Written instruction: Make an exact copy of the entries, and keep any pictures out of it.

(Raw records)
— start —
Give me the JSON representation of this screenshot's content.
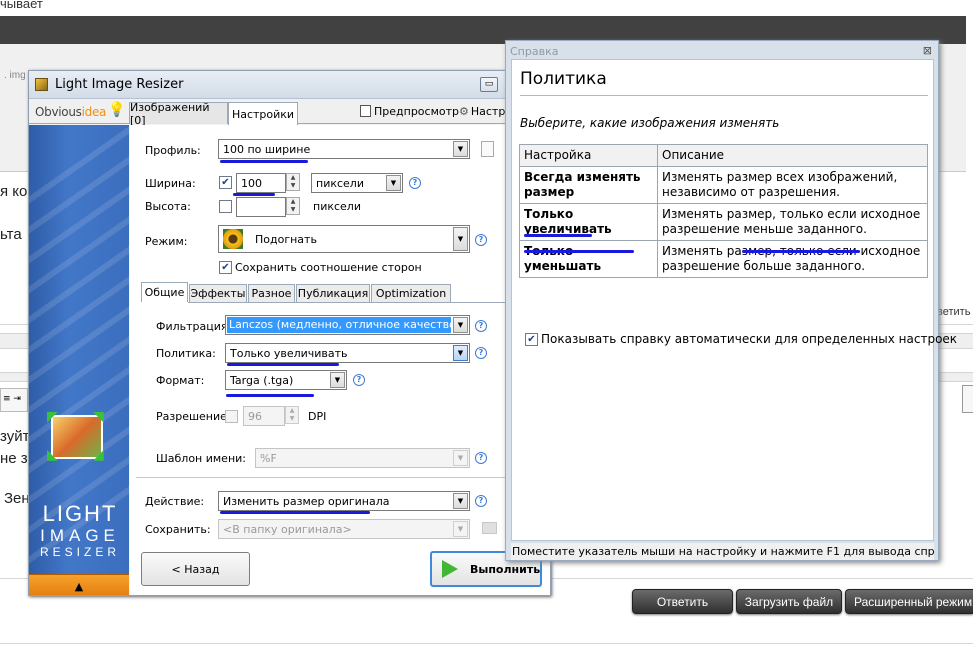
{
  "background": {
    "top_text": "чывает",
    "left_fragments": [
      "я ко",
      "ьта",
      "зуйт",
      "не за",
      "Зен"
    ],
    "right_fragment": "ветить",
    "buttons": {
      "reply": "Ответить",
      "upload": "Загрузить файл",
      "advanced": "Расширенный режим"
    }
  },
  "lir": {
    "title": "Light Image Resizer",
    "logo": {
      "part1": "Obvious",
      "part2": "idea"
    },
    "tabs": [
      "Изображений [0]",
      "Настройки"
    ],
    "preview_label": "Предпросмотр",
    "settings_cut": "Настр",
    "brand": {
      "line1": "LIGHT",
      "line2": "IMAGE",
      "line3": "RESIZER"
    },
    "profile": {
      "label": "Профиль:",
      "value": "100 по ширине"
    },
    "width": {
      "label": "Ширина:",
      "value": "100",
      "unit": "пиксели"
    },
    "height": {
      "label": "Высота:",
      "value": "",
      "unit": "пиксели"
    },
    "mode": {
      "label": "Режим:",
      "value": "Подогнать"
    },
    "keep_ratio": "Сохранить соотношение сторон",
    "subtabs": [
      "Общие",
      "Эффекты",
      "Разное",
      "Публикация",
      "Optimization"
    ],
    "filter": {
      "label": "Фильтрация:",
      "value": "Lanczos  (медленно, отличное качество)"
    },
    "policy": {
      "label": "Политика:",
      "value": "Только увеличивать"
    },
    "format": {
      "label": "Формат:",
      "value": "Targa (.tga)"
    },
    "resolution": {
      "label": "Разрешение:",
      "value": "96",
      "unit": "DPI"
    },
    "name_template": {
      "label": "Шаблон имени:",
      "value": "%F"
    },
    "action": {
      "label": "Действие:",
      "value": "Изменить размер оригинала"
    },
    "save": {
      "label": "Сохранить:",
      "value": "<В папку оригинала>"
    },
    "back_button": "< Назад",
    "run_button": "Выполнить"
  },
  "help": {
    "window_title": "Справка",
    "heading": "Политика",
    "subtitle": "Выберите, какие изображения изменять",
    "table": {
      "headers": [
        "Настройка",
        "Описание"
      ],
      "rows": [
        {
          "setting": "Всегда изменять размер",
          "desc": "Изменять размер всех изображений, независимо от разрешения."
        },
        {
          "setting": "Только увеличивать",
          "desc": "Изменять размер, только если исходное разрешение меньше заданного."
        },
        {
          "setting": "Только уменьшать",
          "desc": "Изменять размер, только если исходное разрешение больше заданного."
        }
      ]
    },
    "auto_show": "Показывать справку автоматически для определенных настроек",
    "status": "Поместите указатель мыши на настройку и нажмите F1 для вывода справ"
  },
  "colors": {
    "accent_underline": "#1a1adf",
    "brand_blue": "#3c6ebe",
    "brand_orange": "#f0900a",
    "selection": "#3399ff"
  }
}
— end —
Exercise answer:
Give me the JSON representation of this screenshot's content.
{
  "background": {
    "top_text": "чывает",
    "left_fragments": [
      "я ко",
      "ьта",
      "зуйт",
      "не за",
      "Зен"
    ],
    "right_fragment": "ветить",
    "buttons": {
      "reply": "Ответить",
      "upload": "Загрузить файл",
      "advanced": "Расширенный режим"
    }
  },
  "lir": {
    "title": "Light Image Resizer",
    "logo": {
      "part1": "Obvious",
      "part2": "idea"
    },
    "tabs": [
      "Изображений [0]",
      "Настройки"
    ],
    "preview_label": "Предпросмотр",
    "settings_cut": "Настр",
    "brand": {
      "line1": "LIGHT",
      "line2": "IMAGE",
      "line3": "RESIZER"
    },
    "profile": {
      "label": "Профиль:",
      "value": "100 по ширине"
    },
    "width": {
      "label": "Ширина:",
      "value": "100",
      "unit": "пиксели"
    },
    "height": {
      "label": "Высота:",
      "value": "",
      "unit": "пиксели"
    },
    "mode": {
      "label": "Режим:",
      "value": "Подогнать"
    },
    "keep_ratio": "Сохранить соотношение сторон",
    "subtabs": [
      "Общие",
      "Эффекты",
      "Разное",
      "Публикация",
      "Optimization"
    ],
    "filter": {
      "label": "Фильтрация:",
      "value": "Lanczos  (медленно, отличное качество)"
    },
    "policy": {
      "label": "Политика:",
      "value": "Только увеличивать"
    },
    "format": {
      "label": "Формат:",
      "value": "Targa (.tga)"
    },
    "resolution": {
      "label": "Разрешение:",
      "value": "96",
      "unit": "DPI"
    },
    "name_template": {
      "label": "Шаблон имени:",
      "value": "%F"
    },
    "action": {
      "label": "Действие:",
      "value": "Изменить размер оригинала"
    },
    "save": {
      "label": "Сохранить:",
      "value": "<В папку оригинала>"
    },
    "back_button": "< Назад",
    "run_button": "Выполнить"
  },
  "help": {
    "window_title": "Справка",
    "heading": "Политика",
    "subtitle": "Выберите, какие изображения изменять",
    "table": {
      "headers": [
        "Настройка",
        "Описание"
      ],
      "rows": [
        {
          "setting": "Всегда изменять размер",
          "desc": "Изменять размер всех изображений, независимо от разрешения."
        },
        {
          "setting": "Только увеличивать",
          "desc": "Изменять размер, только если исходное разрешение меньше заданного."
        },
        {
          "setting": "Только уменьшать",
          "desc": "Изменять размер, только если исходное разрешение больше заданного."
        }
      ]
    },
    "auto_show": "Показывать справку автоматически для определенных настроек",
    "status": "Поместите указатель мыши на настройку и нажмите F1 для вывода справ"
  },
  "colors": {
    "accent_underline": "#1a1adf",
    "brand_blue": "#3c6ebe",
    "brand_orange": "#f0900a",
    "selection": "#3399ff"
  }
}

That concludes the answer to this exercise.